> Required work: Copy each line below in which the string "primary" occurs.
* START *
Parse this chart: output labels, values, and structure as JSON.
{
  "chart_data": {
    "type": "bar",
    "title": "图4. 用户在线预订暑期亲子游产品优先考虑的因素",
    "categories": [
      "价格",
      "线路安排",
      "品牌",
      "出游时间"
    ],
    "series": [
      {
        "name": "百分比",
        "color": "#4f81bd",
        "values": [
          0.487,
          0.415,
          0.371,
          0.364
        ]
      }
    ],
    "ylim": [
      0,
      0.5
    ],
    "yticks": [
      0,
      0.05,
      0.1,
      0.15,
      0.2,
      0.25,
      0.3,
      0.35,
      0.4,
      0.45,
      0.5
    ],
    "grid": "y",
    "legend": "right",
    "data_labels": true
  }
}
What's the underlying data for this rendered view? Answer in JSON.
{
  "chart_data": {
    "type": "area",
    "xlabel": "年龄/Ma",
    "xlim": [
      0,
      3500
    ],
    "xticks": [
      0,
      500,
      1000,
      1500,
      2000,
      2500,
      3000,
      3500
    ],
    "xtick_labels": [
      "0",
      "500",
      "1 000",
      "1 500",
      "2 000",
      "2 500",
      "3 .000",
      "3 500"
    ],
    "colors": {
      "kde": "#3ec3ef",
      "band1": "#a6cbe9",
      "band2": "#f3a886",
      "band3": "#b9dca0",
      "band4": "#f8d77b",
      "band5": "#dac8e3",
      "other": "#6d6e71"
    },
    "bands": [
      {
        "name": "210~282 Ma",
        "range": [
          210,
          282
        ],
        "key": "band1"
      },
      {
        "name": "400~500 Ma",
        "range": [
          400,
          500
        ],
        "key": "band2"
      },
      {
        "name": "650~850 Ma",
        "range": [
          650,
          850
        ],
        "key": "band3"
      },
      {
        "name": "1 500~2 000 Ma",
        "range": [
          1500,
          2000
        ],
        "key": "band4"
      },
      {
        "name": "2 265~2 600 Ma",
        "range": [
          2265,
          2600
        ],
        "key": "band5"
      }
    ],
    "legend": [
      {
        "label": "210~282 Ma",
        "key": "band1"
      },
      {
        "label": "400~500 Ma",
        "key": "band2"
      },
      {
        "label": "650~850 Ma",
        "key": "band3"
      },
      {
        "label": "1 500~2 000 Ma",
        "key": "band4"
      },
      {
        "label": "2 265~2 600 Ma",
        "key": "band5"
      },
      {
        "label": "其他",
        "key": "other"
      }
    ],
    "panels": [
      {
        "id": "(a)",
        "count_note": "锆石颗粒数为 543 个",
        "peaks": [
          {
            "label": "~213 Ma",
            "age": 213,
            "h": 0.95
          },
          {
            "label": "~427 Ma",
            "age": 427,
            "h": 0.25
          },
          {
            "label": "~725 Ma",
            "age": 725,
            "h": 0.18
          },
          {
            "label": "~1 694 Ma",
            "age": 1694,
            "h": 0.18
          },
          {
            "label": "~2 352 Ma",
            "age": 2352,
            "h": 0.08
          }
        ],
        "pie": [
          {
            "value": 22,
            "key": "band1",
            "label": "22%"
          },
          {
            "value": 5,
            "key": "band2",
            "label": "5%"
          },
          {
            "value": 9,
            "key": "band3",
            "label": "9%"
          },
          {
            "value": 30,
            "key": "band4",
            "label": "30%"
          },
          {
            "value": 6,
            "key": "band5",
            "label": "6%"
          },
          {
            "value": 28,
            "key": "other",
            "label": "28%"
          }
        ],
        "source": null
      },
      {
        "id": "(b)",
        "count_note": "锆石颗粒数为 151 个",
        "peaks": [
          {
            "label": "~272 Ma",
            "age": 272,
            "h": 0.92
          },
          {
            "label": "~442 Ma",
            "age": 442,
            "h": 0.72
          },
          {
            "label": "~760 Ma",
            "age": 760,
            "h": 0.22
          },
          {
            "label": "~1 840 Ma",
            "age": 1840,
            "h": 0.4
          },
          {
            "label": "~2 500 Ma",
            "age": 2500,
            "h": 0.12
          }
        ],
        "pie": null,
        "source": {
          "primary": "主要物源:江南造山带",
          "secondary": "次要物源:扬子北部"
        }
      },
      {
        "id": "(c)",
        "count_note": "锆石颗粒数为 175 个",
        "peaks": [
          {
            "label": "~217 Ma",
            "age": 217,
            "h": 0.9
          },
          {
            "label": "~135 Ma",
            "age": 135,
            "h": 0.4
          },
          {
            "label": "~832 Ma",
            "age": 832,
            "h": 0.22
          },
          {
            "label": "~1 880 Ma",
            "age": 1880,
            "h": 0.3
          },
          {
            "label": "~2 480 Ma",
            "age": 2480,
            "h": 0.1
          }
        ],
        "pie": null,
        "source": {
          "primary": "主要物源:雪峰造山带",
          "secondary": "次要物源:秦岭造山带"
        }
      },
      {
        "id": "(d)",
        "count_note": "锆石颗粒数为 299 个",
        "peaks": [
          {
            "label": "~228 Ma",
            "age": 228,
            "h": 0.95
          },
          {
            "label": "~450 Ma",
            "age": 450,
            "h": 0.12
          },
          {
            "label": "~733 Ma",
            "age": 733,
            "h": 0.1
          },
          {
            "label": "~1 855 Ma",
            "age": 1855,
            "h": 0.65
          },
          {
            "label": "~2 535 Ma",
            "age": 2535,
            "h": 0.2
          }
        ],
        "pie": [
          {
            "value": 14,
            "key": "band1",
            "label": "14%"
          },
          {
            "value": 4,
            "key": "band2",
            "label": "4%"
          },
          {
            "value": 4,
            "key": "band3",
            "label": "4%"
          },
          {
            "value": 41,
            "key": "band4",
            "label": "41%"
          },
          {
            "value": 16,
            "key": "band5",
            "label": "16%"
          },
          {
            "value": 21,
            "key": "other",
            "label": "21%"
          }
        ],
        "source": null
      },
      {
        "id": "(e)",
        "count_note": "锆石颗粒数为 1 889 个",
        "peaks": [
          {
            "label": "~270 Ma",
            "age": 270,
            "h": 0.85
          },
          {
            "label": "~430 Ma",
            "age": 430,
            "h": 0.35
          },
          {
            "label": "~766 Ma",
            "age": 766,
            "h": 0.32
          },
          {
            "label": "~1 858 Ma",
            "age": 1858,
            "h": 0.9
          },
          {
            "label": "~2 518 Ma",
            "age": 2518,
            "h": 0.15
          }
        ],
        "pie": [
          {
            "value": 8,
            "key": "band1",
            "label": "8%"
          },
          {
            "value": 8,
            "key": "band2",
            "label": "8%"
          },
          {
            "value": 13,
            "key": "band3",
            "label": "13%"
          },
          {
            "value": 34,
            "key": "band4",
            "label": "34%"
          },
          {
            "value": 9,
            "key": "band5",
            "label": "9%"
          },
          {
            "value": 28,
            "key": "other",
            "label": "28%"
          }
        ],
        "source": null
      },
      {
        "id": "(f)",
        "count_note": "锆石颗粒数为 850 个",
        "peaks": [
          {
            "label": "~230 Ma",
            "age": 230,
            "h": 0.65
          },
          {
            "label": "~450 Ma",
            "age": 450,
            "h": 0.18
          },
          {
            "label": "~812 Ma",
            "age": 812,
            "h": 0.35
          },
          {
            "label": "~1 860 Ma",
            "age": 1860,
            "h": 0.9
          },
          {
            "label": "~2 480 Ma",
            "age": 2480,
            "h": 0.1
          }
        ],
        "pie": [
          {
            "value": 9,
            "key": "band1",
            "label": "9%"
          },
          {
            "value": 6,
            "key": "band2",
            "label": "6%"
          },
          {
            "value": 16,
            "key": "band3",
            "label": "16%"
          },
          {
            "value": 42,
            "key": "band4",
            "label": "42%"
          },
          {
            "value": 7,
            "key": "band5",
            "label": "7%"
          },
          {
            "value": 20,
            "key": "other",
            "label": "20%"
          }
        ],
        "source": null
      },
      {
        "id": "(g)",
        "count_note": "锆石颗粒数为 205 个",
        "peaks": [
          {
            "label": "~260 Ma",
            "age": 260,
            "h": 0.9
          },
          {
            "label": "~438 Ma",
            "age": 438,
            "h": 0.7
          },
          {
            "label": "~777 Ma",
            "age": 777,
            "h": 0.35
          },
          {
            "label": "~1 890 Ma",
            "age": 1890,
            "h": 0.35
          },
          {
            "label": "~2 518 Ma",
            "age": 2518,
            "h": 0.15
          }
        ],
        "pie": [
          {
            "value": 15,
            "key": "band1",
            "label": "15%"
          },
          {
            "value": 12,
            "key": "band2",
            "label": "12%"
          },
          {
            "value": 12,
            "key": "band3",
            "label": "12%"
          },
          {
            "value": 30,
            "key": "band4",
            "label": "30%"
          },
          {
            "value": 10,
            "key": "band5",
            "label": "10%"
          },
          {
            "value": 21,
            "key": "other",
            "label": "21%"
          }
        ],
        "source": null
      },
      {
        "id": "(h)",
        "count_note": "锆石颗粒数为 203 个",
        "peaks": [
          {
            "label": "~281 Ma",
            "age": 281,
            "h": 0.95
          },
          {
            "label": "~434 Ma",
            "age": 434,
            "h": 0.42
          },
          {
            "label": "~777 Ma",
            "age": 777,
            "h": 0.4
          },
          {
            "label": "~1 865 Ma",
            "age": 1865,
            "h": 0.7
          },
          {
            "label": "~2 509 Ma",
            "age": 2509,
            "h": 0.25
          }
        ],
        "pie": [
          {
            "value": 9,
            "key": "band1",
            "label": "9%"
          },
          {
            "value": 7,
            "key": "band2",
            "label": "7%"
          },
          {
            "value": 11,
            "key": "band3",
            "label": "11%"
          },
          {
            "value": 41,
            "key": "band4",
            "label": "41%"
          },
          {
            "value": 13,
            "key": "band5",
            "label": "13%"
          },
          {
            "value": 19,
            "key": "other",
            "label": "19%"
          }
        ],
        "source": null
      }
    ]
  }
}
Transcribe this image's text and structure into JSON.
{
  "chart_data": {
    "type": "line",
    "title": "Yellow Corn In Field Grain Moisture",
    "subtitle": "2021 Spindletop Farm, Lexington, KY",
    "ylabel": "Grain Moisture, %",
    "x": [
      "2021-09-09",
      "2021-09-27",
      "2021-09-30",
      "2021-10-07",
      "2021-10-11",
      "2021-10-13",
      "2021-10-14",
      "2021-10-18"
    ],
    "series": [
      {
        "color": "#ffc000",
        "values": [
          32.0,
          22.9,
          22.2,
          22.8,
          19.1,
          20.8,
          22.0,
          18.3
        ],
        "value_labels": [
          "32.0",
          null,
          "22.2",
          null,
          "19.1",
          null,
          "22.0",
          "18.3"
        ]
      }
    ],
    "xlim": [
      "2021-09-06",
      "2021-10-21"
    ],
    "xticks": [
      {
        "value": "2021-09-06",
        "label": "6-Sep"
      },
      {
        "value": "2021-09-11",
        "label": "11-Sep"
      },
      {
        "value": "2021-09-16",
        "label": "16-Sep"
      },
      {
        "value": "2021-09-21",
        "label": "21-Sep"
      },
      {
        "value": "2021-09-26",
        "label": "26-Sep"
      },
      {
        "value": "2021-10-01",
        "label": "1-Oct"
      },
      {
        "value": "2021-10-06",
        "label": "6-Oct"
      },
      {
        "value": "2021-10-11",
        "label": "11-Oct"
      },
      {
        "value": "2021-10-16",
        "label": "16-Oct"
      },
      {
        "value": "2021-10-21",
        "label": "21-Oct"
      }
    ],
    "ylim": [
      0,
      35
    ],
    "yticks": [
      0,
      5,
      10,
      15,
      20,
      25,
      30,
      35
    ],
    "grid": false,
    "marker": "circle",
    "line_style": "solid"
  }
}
* END *
> Task result:
          "primary": "主要物源:江南造山带",
          "primary": "主要物源:雪峰造山带",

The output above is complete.